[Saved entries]
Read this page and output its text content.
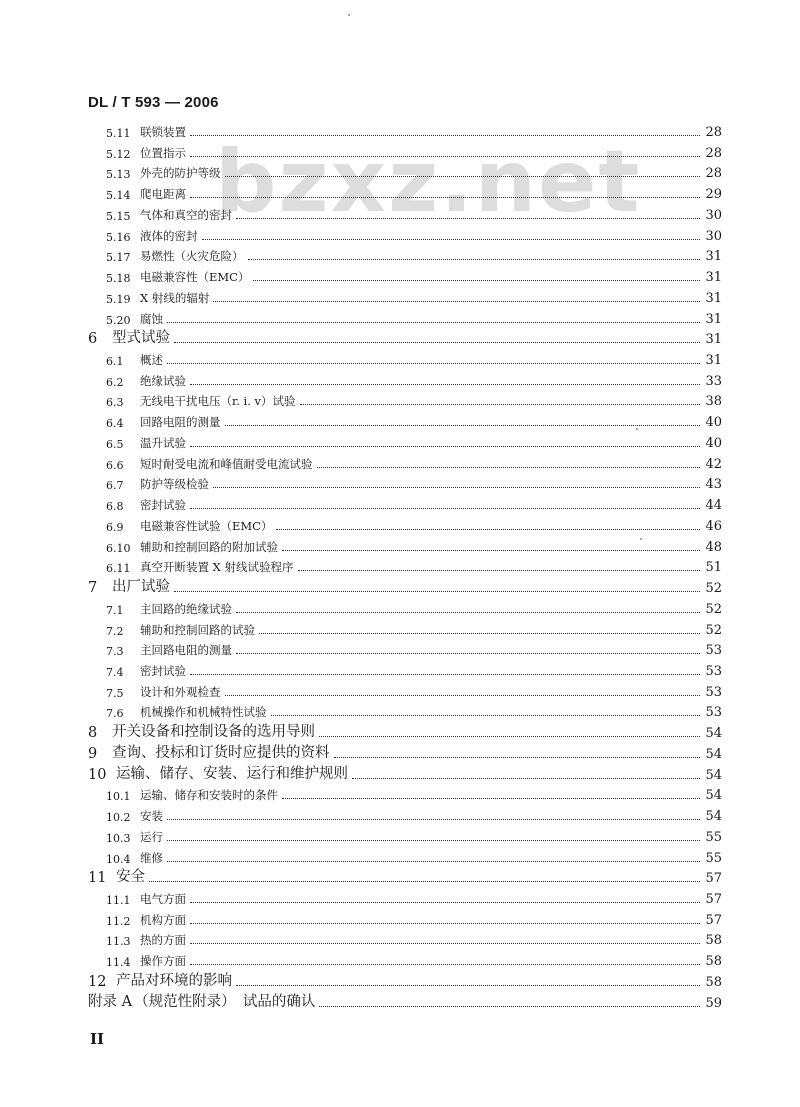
DL / T 593 — 2006
bzxz.net
5.11 联锁装置	28
5.12 位置指示	28
5.13 外壳的防护等级	28
5.14 爬电距离	29
5.15 气体和真空的密封	30
5.16 液体的密封	30
5.17 易燃性（火灾危险）	31
5.18 电磁兼容性（EMC）	31
5.19 X 射线的辐射	31
5.20 腐蚀	31
6	型式试验	31
6.1	概述	31
6.2	绝缘试验	33
6.3	无线电干扰电压（r. i. v）试验	38
6.4	回路电阻的测量	40
6.5	温升试验	40
6.6	短时耐受电流和峰值耐受电流试验	42
6.7	防护等级检验	43
6.8	密封试验	44
6.9	电磁兼容性试验（EMC）	46
6.10 辅助和控制回路的附加试验	48
6.11 真空开断装置 X 射线试验程序	51
7	出厂试验	52
7.1	主回路的绝缘试验	52
7.2	辅助和控制回路的试验	52
7.3	主回路电阻的测量	53
7.4	密封试验	53
7.5	设计和外观检查	53
7.6	机械操作和机械特性试验	53
8	开关设备和控制设备的选用导则	54
9	查询、投标和订货时应提供的资料	54
10 运输、储存、安装、运行和维护规则	54
10.1 运输、储存和安装时的条件	54
10.2 安装	54
10.3 运行	55
10.4 维修	55
11 安全	57
11.1 电气方面	57
11.2 机构方面	57
11.3 热的方面	58
11.4 操作方面	58
12 产品对环境的影响	58
附录 A （规范性附录）　试品的确认	59
II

▶ _Stated exercise_
Return the material word for word. Pictures are not part of the copy.

▶ _Solution_
Read this page and output its text content.
DL / T 593 — 2006
bzxz.net
5.11 联锁装置	28
5.12 位置指示	28
5.13 外壳的防护等级	28
5.14 爬电距离	29
5.15 气体和真空的密封	30
5.16 液体的密封	30
5.17 易燃性（火灾危险）	31
5.18 电磁兼容性（EMC）	31
5.19 X 射线的辐射	31
5.20 腐蚀	31
6	型式试验	31
6.1	概述	31
6.2	绝缘试验	33
6.3	无线电干扰电压（r. i. v）试验	38
6.4	回路电阻的测量	40
6.5	温升试验	40
6.6	短时耐受电流和峰值耐受电流试验	42
6.7	防护等级检验	43
6.8	密封试验	44
6.9	电磁兼容性试验（EMC）	46
6.10 辅助和控制回路的附加试验	48
6.11 真空开断装置 X 射线试验程序	51
7	出厂试验	52
7.1	主回路的绝缘试验	52
7.2	辅助和控制回路的试验	52
7.3	主回路电阻的测量	53
7.4	密封试验	53
7.5	设计和外观检查	53
7.6	机械操作和机械特性试验	53
8	开关设备和控制设备的选用导则	54
9	查询、投标和订货时应提供的资料	54
10 运输、储存、安装、运行和维护规则	54
10.1 运输、储存和安装时的条件	54
10.2 安装	54
10.3 运行	55
10.4 维修	55
11 安全	57
11.1 电气方面	57
11.2 机构方面	57
11.3 热的方面	58
11.4 操作方面	58
12 产品对环境的影响	58
附录 A （规范性附录）　试品的确认	59
II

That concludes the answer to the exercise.